All the records that follow need to be reproduced exactly. Omit the images.
##### Records shown #####
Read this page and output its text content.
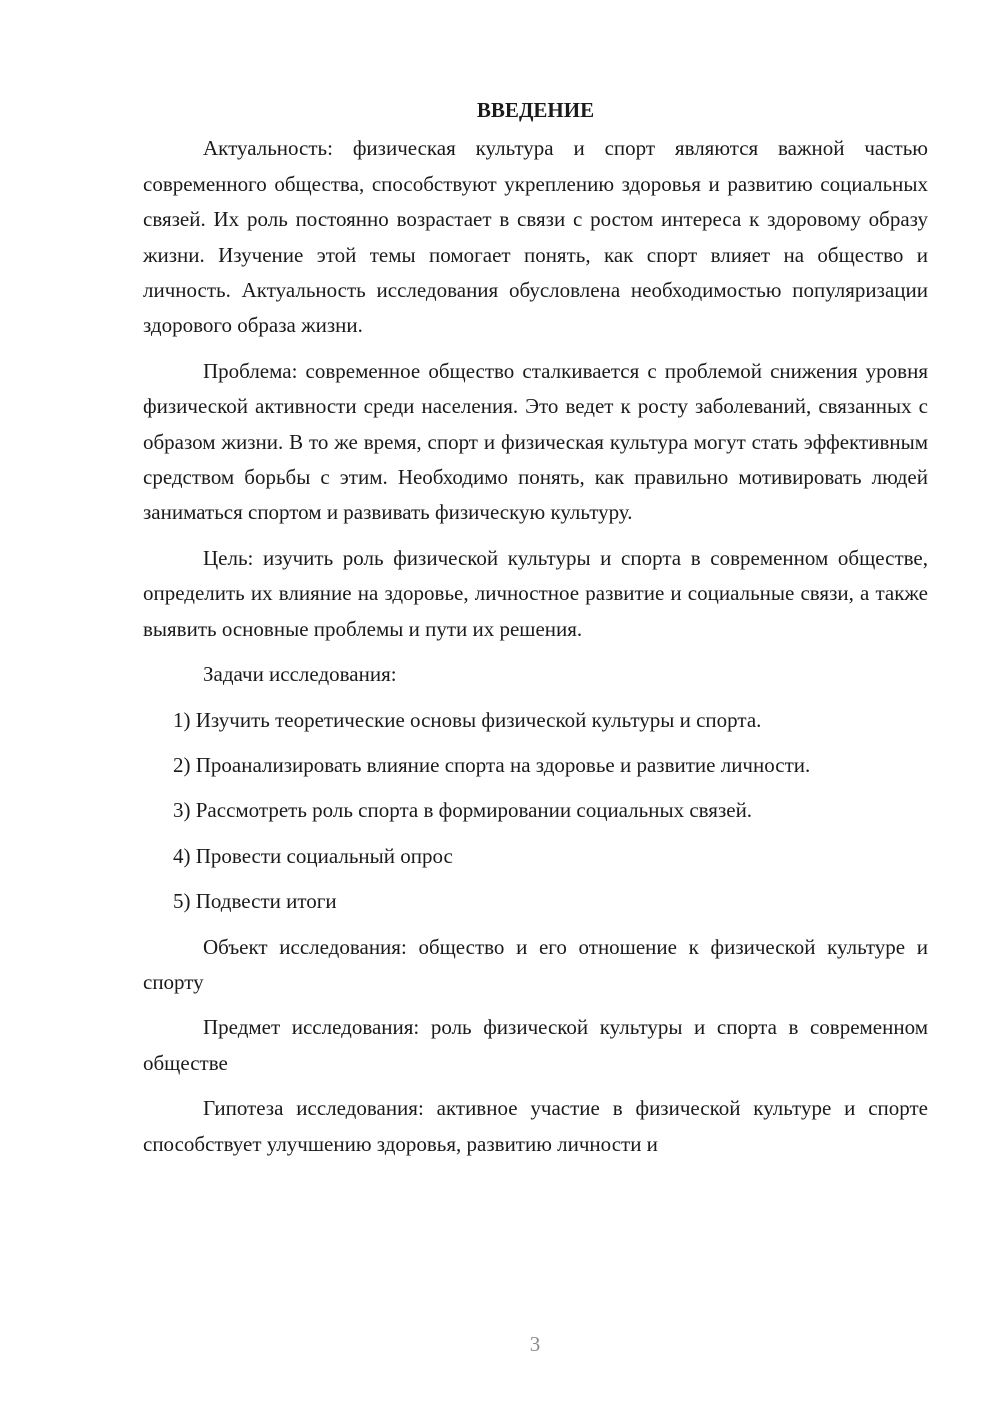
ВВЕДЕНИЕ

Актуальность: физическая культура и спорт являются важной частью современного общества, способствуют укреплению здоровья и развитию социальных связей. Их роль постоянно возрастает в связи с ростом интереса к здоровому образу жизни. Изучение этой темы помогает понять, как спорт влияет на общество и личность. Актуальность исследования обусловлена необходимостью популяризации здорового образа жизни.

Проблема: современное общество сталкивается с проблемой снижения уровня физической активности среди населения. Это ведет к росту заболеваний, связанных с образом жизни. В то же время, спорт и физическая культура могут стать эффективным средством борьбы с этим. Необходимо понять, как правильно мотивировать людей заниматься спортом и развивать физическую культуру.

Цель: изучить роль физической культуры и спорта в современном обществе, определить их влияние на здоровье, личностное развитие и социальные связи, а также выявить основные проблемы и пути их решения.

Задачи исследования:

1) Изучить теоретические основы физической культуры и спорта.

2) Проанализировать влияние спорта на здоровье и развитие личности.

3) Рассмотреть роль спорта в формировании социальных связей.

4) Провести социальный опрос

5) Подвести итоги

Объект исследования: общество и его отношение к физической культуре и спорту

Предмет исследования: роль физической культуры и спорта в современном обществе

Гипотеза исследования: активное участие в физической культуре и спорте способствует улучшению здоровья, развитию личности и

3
#####
» Task solution
Read this page and output its text content.
ВВЕДЕНИЕ

Актуальность: физическая культура и спорт являются важной частью современного общества, способствуют укреплению здоровья и развитию социальных связей. Их роль постоянно возрастает в связи с ростом интереса к здоровому образу жизни. Изучение этой темы помогает понять, как спорт влияет на общество и личность. Актуальность исследования обусловлена необходимостью популяризации здорового образа жизни.

Проблема: современное общество сталкивается с проблемой снижения уровня физической активности среди населения. Это ведет к росту заболеваний, связанных с образом жизни. В то же время, спорт и физическая культура могут стать эффективным средством борьбы с этим. Необходимо понять, как правильно мотивировать людей заниматься спортом и развивать физическую культуру.

Цель: изучить роль физической культуры и спорта в современном обществе, определить их влияние на здоровье, личностное развитие и социальные связи, а также выявить основные проблемы и пути их решения.

Задачи исследования:

1) Изучить теоретические основы физической культуры и спорта.

2) Проанализировать влияние спорта на здоровье и развитие личности.

3) Рассмотреть роль спорта в формировании социальных связей.

4) Провести социальный опрос

5) Подвести итоги

Объект исследования: общество и его отношение к физической культуре и спорту

Предмет исследования: роль физической культуры и спорта в современном обществе

Гипотеза исследования: активное участие в физической культуре и спорте способствует улучшению здоровья, развитию личности и

3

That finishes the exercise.